> **WHAT TO PRODUCE**
Copy out each line in the material below that has the word "name".

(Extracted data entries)

—————

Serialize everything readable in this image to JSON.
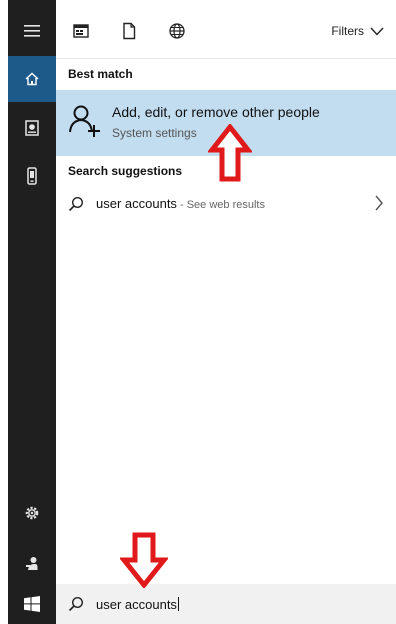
{
  "rail": {
    "items": [
      {
        "name": "menu",
        "icon": "hamburger-icon"
      },
      {
        "name": "home",
        "icon": "home-icon"
      },
      {
        "name": "documents",
        "icon": "documents-icon"
      },
      {
        "name": "phone",
        "icon": "phone-icon"
      },
      {
        "name": "settings",
        "icon": "gear-icon"
      },
      {
        "name": "user",
        "icon": "user-icon"
      },
      {
        "name": "start",
        "icon": "windows-icon"
      }
    ]
  },
  "topbar": {
    "filters_label": "Filters",
    "filter_icons": [
      "apps-icon",
      "document-icon",
      "web-icon"
    ]
  },
  "best_match": {
    "heading": "Best match",
    "title": "Add, edit, or remove other people",
    "subtitle": "System settings",
    "icon": "person-add-icon"
  },
  "suggestions": {
    "heading": "Search suggestions",
    "items": [
      {
        "query": "user accounts",
        "hint": " - See web results"
      }
    ]
  },
  "search": {
    "value": "user accounts"
  },
  "colors": {
    "rail": "#1f1f1f",
    "rail_active": "#1d5a8a",
    "highlight": "#c2dcf0",
    "annotation": "#e01a1a"
  }
}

—————

> **COMPLETE RESPONSE**
        "name": "menu",
        "name": "home",
        "name": "documents",
        "name": "phone",
        "name": "settings",
        "name": "user",
        "name": "start",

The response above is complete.